- [Exercise brief]
Below, find each line holding "this" and state how many there are, using the number alone.
····················
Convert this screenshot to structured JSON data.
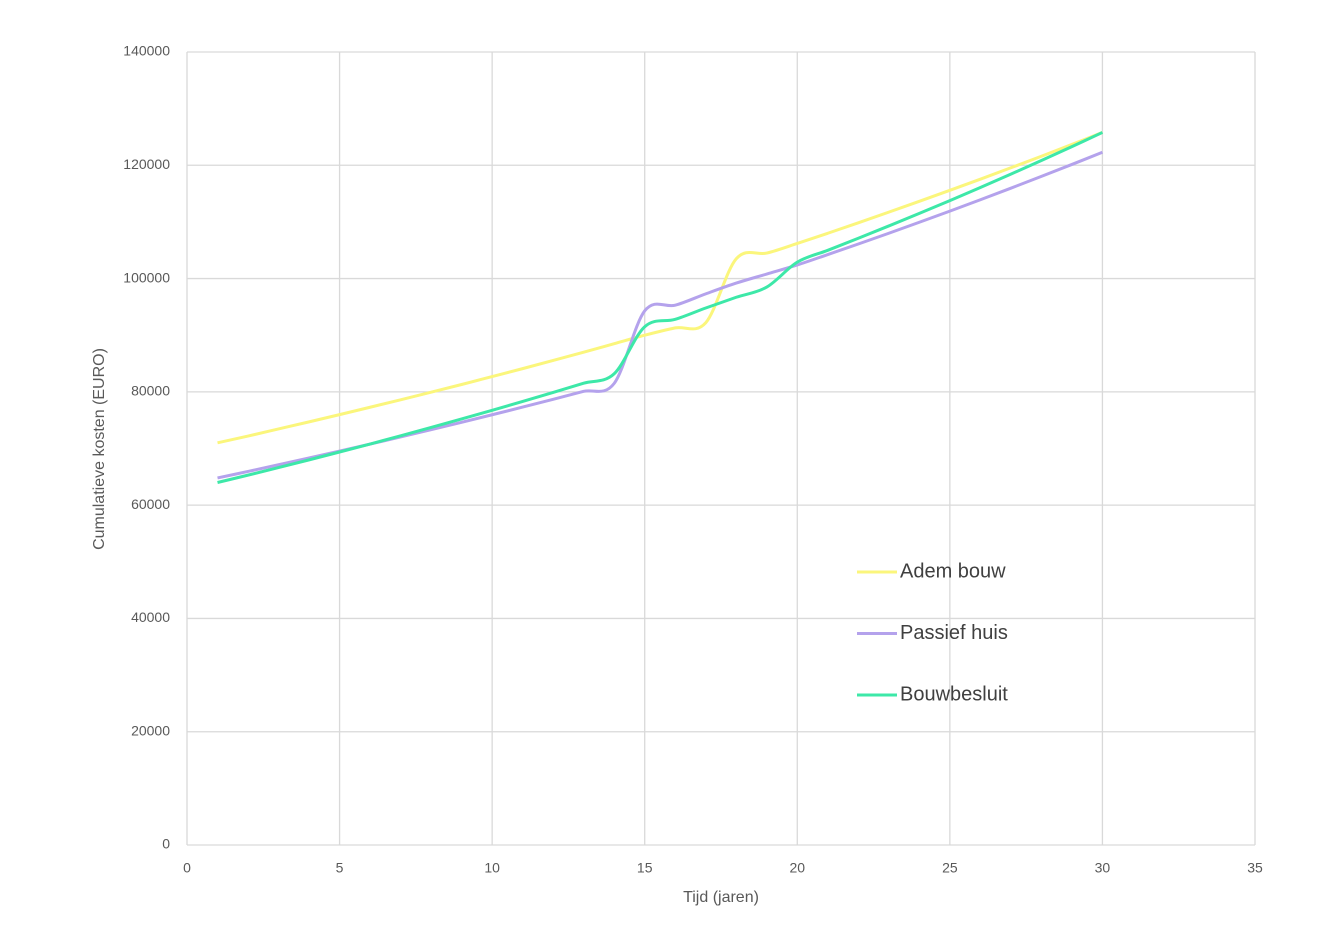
{
  "chart_data": {
    "type": "line",
    "x_label": "Tijd (jaren)",
    "y_label": "Cumulatieve kosten (EURO)",
    "x": [
      1,
      2,
      3,
      4,
      5,
      6,
      7,
      8,
      9,
      10,
      11,
      12,
      13,
      14,
      15,
      16,
      17,
      18,
      19,
      20,
      21,
      22,
      23,
      24,
      25,
      26,
      27,
      28,
      29,
      30
    ],
    "series": [
      {
        "name": "Adem bouw",
        "color": "#fbf67c",
        "values": [
          71000,
          72200,
          73450,
          74700,
          75980,
          77280,
          78600,
          79940,
          81300,
          82700,
          84100,
          85540,
          87000,
          88500,
          90000,
          91300,
          92200,
          103500,
          104500,
          106200,
          108000,
          109850,
          111730,
          113640,
          115580,
          117550,
          119560,
          121600,
          123680,
          125800
        ]
      },
      {
        "name": "Passief huis",
        "color": "#b4a2ec",
        "values": [
          64800,
          65950,
          67130,
          68320,
          69540,
          70780,
          72040,
          73320,
          74630,
          75960,
          77310,
          78690,
          80090,
          81500,
          94300,
          95300,
          97300,
          99200,
          100800,
          102400,
          104240,
          106100,
          108000,
          109940,
          111910,
          113920,
          115960,
          118040,
          120150,
          122300
        ]
      },
      {
        "name": "Bouwbesluit",
        "color": "#3de8a8",
        "values": [
          64000,
          65300,
          66630,
          67990,
          69380,
          70790,
          72240,
          73710,
          75210,
          76740,
          78310,
          79900,
          81530,
          83200,
          91500,
          92800,
          94800,
          96700,
          98500,
          102900,
          104990,
          107120,
          109290,
          111510,
          113770,
          116080,
          118440,
          120840,
          123290,
          125800
        ]
      }
    ],
    "xlim": [
      0,
      35
    ],
    "xticks": [
      0,
      5,
      10,
      15,
      20,
      25,
      30,
      35
    ],
    "ylim": [
      0,
      140000
    ],
    "yticks": [
      0,
      20000,
      40000,
      60000,
      80000,
      100000,
      120000,
      140000
    ],
    "grid": true,
    "legend": "center-right"
  }
}
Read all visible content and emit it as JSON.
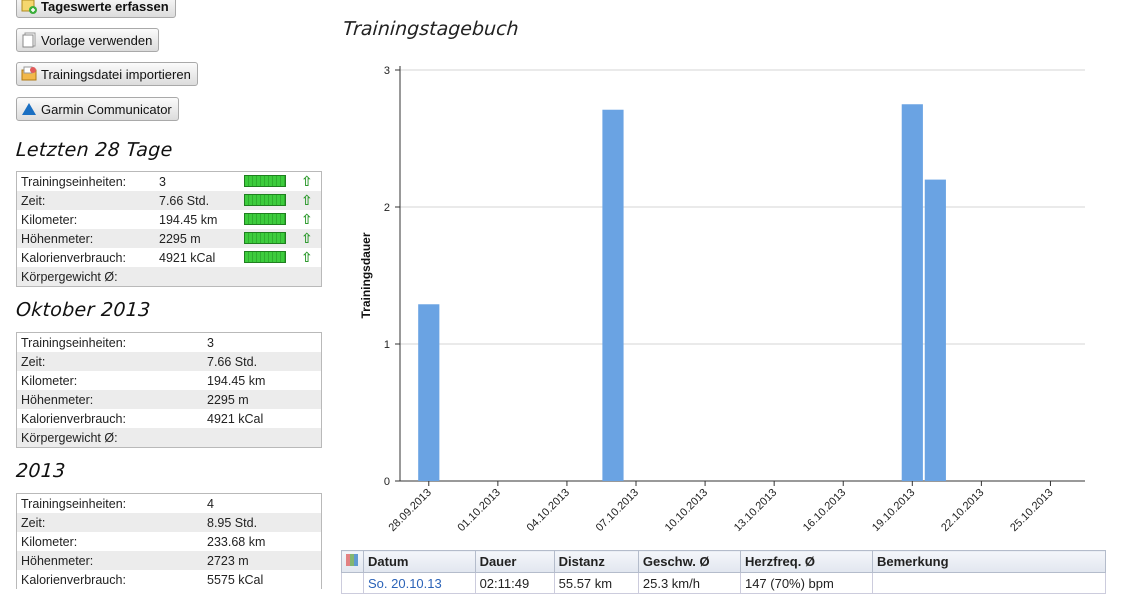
{
  "sidebar": {
    "buttons": [
      {
        "label": "Tageswerte erfassen",
        "icon": "add-entry-icon"
      },
      {
        "label": "Vorlage verwenden",
        "icon": "template-document-icon"
      },
      {
        "label": "Trainingsdatei importieren",
        "icon": "import-folder-icon"
      },
      {
        "label": "Garmin Communicator",
        "icon": "garmin-triangle-icon"
      }
    ],
    "last28": {
      "title": "Letzten 28 Tage",
      "rows": [
        {
          "label": "Trainingseinheiten:",
          "value": "3"
        },
        {
          "label": "Zeit:",
          "value": "7.66 Std."
        },
        {
          "label": "Kilometer:",
          "value": "194.45 km"
        },
        {
          "label": "Höhenmeter:",
          "value": "2295 m"
        },
        {
          "label": "Kalorienverbrauch:",
          "value": "4921 kCal"
        },
        {
          "label": "Körpergewicht Ø:",
          "value": ""
        }
      ]
    },
    "october": {
      "title": "Oktober 2013",
      "rows": [
        {
          "label": "Trainingseinheiten:",
          "value": "3"
        },
        {
          "label": "Zeit:",
          "value": "7.66 Std."
        },
        {
          "label": "Kilometer:",
          "value": "194.45 km"
        },
        {
          "label": "Höhenmeter:",
          "value": "2295 m"
        },
        {
          "label": "Kalorienverbrauch:",
          "value": "4921 kCal"
        },
        {
          "label": "Körpergewicht Ø:",
          "value": ""
        }
      ]
    },
    "year": {
      "title": "2013",
      "rows": [
        {
          "label": "Trainingseinheiten:",
          "value": "4"
        },
        {
          "label": "Zeit:",
          "value": "8.95 Std."
        },
        {
          "label": "Kilometer:",
          "value": "233.68 km"
        },
        {
          "label": "Höhenmeter:",
          "value": "2723 m"
        },
        {
          "label": "Kalorienverbrauch:",
          "value": "5575 kCal"
        }
      ]
    }
  },
  "chart_data": {
    "type": "bar",
    "title": "Trainingstagebuch",
    "xlabel": "",
    "ylabel": "Trainingsdauer",
    "ylim": [
      0,
      3
    ],
    "yticks": [
      "0",
      "1",
      "2",
      "3"
    ],
    "xticks": [
      "28.09.2013",
      "01.10.2013",
      "04.10.2013",
      "07.10.2013",
      "10.10.2013",
      "13.10.2013",
      "16.10.2013",
      "19.10.2013",
      "22.10.2013",
      "25.10.2013"
    ],
    "bars": [
      {
        "date": "28.09.2013",
        "value": 1.29
      },
      {
        "date": "06.10.2013",
        "value": 2.71
      },
      {
        "date": "19.10.2013",
        "value": 2.75
      },
      {
        "date": "20.10.2013",
        "value": 2.2
      }
    ],
    "grid": true,
    "bar_color": "#6aa3e3"
  },
  "table": {
    "columns": [
      "Datum",
      "Dauer",
      "Distanz",
      "Geschw. Ø",
      "Herzfreq. Ø",
      "Bemerkung"
    ],
    "rows": [
      [
        "So. 20.10.13",
        "02:11:49",
        "55.57 km",
        "25.3 km/h",
        "147 (70%) bpm",
        ""
      ]
    ]
  }
}
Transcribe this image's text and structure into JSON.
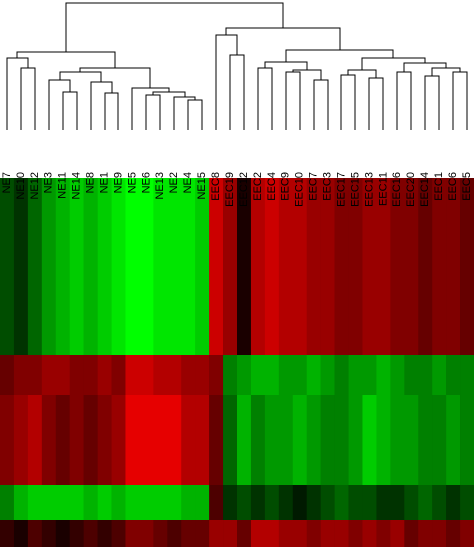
{
  "chart_data": {
    "type": "heatmap",
    "categories": [
      "NE7",
      "NE10",
      "NE12",
      "NE3",
      "NE11",
      "NE14",
      "NE8",
      "NE1",
      "NE9",
      "NE5",
      "NE6",
      "NE13",
      "NE2",
      "NE4",
      "NE15",
      "EEC8",
      "EEC19",
      "EEC12",
      "EEC2",
      "EEC4",
      "EEC9",
      "EEC10",
      "EEC7",
      "EEC3",
      "EEC17",
      "EEC15",
      "EEC13",
      "EEC11",
      "EEC16",
      "EEC20",
      "EEC14",
      "EEC1",
      "EEC6",
      "EEC5"
    ],
    "values": [
      [
        -0.3,
        -0.2,
        -0.4,
        -0.6,
        -0.7,
        -0.8,
        -0.7,
        -0.8,
        -0.9,
        -1,
        -1,
        -0.9,
        -0.9,
        -0.9,
        -0.8,
        0.8,
        0.6,
        0.1,
        0.7,
        0.8,
        0.7,
        0.7,
        0.6,
        0.6,
        0.5,
        0.5,
        0.6,
        0.6,
        0.5,
        0.5,
        0.4,
        0.5,
        0.5,
        0.4
      ],
      [
        0.4,
        0.5,
        0.5,
        0.6,
        0.6,
        0.5,
        0.5,
        0.6,
        0.5,
        0.8,
        0.8,
        0.7,
        0.7,
        0.6,
        0.6,
        0.5,
        -0.5,
        -0.6,
        -0.7,
        -0.7,
        -0.6,
        -0.6,
        -0.7,
        -0.6,
        -0.5,
        -0.6,
        -0.6,
        -0.7,
        -0.6,
        -0.5,
        -0.5,
        -0.6,
        -0.5,
        -0.5
      ],
      [
        0.5,
        0.6,
        0.7,
        0.5,
        0.4,
        0.5,
        0.4,
        0.5,
        0.6,
        0.9,
        0.9,
        0.9,
        0.9,
        0.7,
        0.7,
        0.4,
        -0.4,
        -0.7,
        -0.5,
        -0.6,
        -0.6,
        -0.7,
        -0.6,
        -0.5,
        -0.5,
        -0.6,
        -0.8,
        -0.7,
        -0.6,
        -0.6,
        -0.5,
        -0.5,
        -0.6,
        -0.5
      ],
      [
        -0.5,
        -0.7,
        -0.8,
        -0.8,
        -0.8,
        -0.8,
        -0.7,
        -0.8,
        -0.7,
        -0.8,
        -0.8,
        -0.8,
        -0.8,
        -0.7,
        -0.7,
        0.3,
        -0.2,
        -0.3,
        -0.2,
        -0.3,
        -0.2,
        -0.1,
        -0.2,
        -0.3,
        -0.4,
        -0.3,
        -0.3,
        -0.2,
        -0.2,
        -0.3,
        -0.4,
        -0.3,
        -0.2,
        -0.3
      ],
      [
        0.2,
        0.1,
        0.3,
        0.2,
        0.1,
        0.2,
        0.3,
        0.2,
        0.3,
        0.5,
        0.5,
        0.4,
        0.3,
        0.4,
        0.4,
        0.6,
        0.6,
        0.4,
        0.7,
        0.7,
        0.6,
        0.6,
        0.5,
        0.6,
        0.6,
        0.5,
        0.6,
        0.5,
        0.6,
        0.4,
        0.5,
        0.5,
        0.4,
        0.5
      ]
    ],
    "colors": [
      "#00ff00",
      "#000000",
      "#ff0000"
    ]
  }
}
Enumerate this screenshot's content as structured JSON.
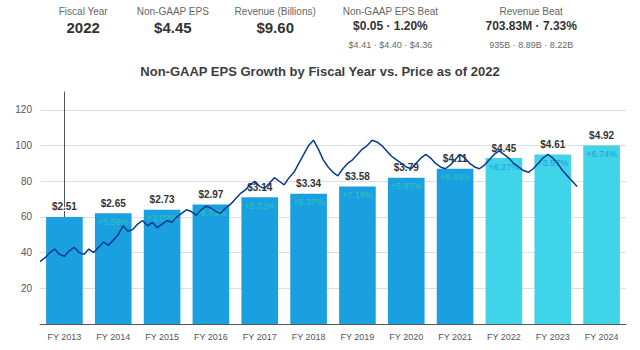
{
  "chart_data": {
    "type": "bar",
    "title": "Non-GAAP EPS Growth by Fiscal Year vs. Price as of 2022",
    "header": [
      {
        "label": "Fiscal Year",
        "value": "2022"
      },
      {
        "label": "Non-GAAP EPS",
        "value": "$4.45"
      },
      {
        "label": "Revenue (Billions)",
        "value": "$9.60"
      },
      {
        "label": "Non-GAAP EPS Beat",
        "value": "$0.05 · 1.20%",
        "sub": "$4.41 · $4.40 · $4.36"
      },
      {
        "label": "Revenue Beat",
        "value": "703.83M · 7.33%",
        "sub": "935B · 8.89B · 8.22B"
      }
    ],
    "categories": [
      "FY 2013",
      "FY 2014",
      "FY 2015",
      "FY 2016",
      "FY 2017",
      "FY 2018",
      "FY 2019",
      "FY 2020",
      "FY 2021",
      "FY 2022",
      "FY 2023",
      "FY 2024"
    ],
    "series": [
      {
        "type": "bar",
        "values": [
          60,
          62,
          64,
          67,
          71,
          73,
          77,
          82,
          87,
          93,
          95,
          100
        ],
        "colors": [
          "#1a9fe0",
          "#1a9fe0",
          "#1a9fe0",
          "#1a9fe0",
          "#1a9fe0",
          "#1a9fe0",
          "#1a9fe0",
          "#1a9fe0",
          "#1a9fe0",
          "#40d4e8",
          "#40d4e8",
          "#40d4e8"
        ],
        "top_labels": [
          "$2.51",
          "$2.65",
          "$2.73",
          "$2.97",
          "$3.14",
          "$3.34",
          "$3.58",
          "$3.79",
          "$4.11",
          "$4.45",
          "$4.61",
          "$4.92"
        ],
        "inner_labels": [
          null,
          "+5.58%",
          "+3.02%",
          "+8.79%",
          "+5.72%",
          "+6.37%",
          "+7.19%",
          "+5.87%",
          "+8.44%",
          "+8.27%",
          "+3.57%",
          "+6.74%"
        ],
        "inner_label_colors": [
          "#30c8b0",
          "#30c8b0",
          "#30c8b0",
          "#30c8b0",
          "#30c8b0",
          "#30c8b0",
          "#30c8b0",
          "#30c8b0",
          "#30c8b0",
          "#1a9fe0",
          "#1a9fe0",
          "#1a9fe0"
        ]
      },
      {
        "type": "line",
        "color": "#0a3a8c",
        "x": [
          -0.5,
          -0.4,
          -0.3,
          -0.2,
          -0.1,
          0,
          0.1,
          0.2,
          0.3,
          0.4,
          0.5,
          0.6,
          0.7,
          0.8,
          0.9,
          1.0,
          1.1,
          1.2,
          1.3,
          1.4,
          1.5,
          1.6,
          1.7,
          1.8,
          1.9,
          2.0,
          2.1,
          2.2,
          2.3,
          2.4,
          2.5,
          2.6,
          2.7,
          2.8,
          2.9,
          3.0,
          3.1,
          3.2,
          3.3,
          3.4,
          3.5,
          3.6,
          3.7,
          3.8,
          3.9,
          4.0,
          4.1,
          4.2,
          4.3,
          4.4,
          4.5,
          4.6,
          4.7,
          4.8,
          4.9,
          5.0,
          5.1,
          5.2,
          5.3,
          5.4,
          5.5,
          5.6,
          5.7,
          5.8,
          5.9,
          6.0,
          6.1,
          6.2,
          6.3,
          6.4,
          6.5,
          6.6,
          6.7,
          6.8,
          6.9,
          7.0,
          7.1,
          7.2,
          7.3,
          7.4,
          7.5,
          7.6,
          7.7,
          7.8,
          7.9,
          8.0,
          8.1,
          8.2,
          8.3,
          8.4,
          8.5,
          8.6,
          8.7,
          8.8,
          8.9,
          9.0,
          9.1,
          9.2,
          9.3,
          9.4,
          9.5,
          9.6,
          9.7,
          9.8,
          9.9,
          10.0,
          10.1,
          10.2,
          10.3,
          10.4,
          10.5
        ],
        "values": [
          35,
          37,
          40,
          42,
          39,
          38,
          41,
          43,
          40,
          39,
          42,
          40,
          43,
          46,
          44,
          47,
          50,
          55,
          52,
          53,
          56,
          58,
          55,
          57,
          54,
          56,
          58,
          57,
          60,
          62,
          64,
          63,
          61,
          64,
          66,
          65,
          63,
          62,
          65,
          67,
          70,
          73,
          75,
          78,
          80,
          77,
          76,
          79,
          82,
          80,
          78,
          82,
          85,
          90,
          95,
          100,
          103,
          98,
          92,
          88,
          85,
          83,
          87,
          90,
          92,
          95,
          98,
          100,
          103,
          102,
          100,
          97,
          94,
          92,
          90,
          88,
          87,
          90,
          93,
          95,
          93,
          90,
          88,
          87,
          89,
          92,
          95,
          93,
          90,
          88,
          87,
          89,
          92,
          95,
          97,
          95,
          93,
          90,
          88,
          86,
          85,
          87,
          90,
          93,
          95,
          93,
          90,
          86,
          83,
          80,
          77
        ]
      }
    ],
    "ylim": [
      0,
      130
    ],
    "yticks": [
      20,
      40,
      60,
      80,
      100,
      120
    ],
    "grid": true
  }
}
····················
- [Exercise output]
3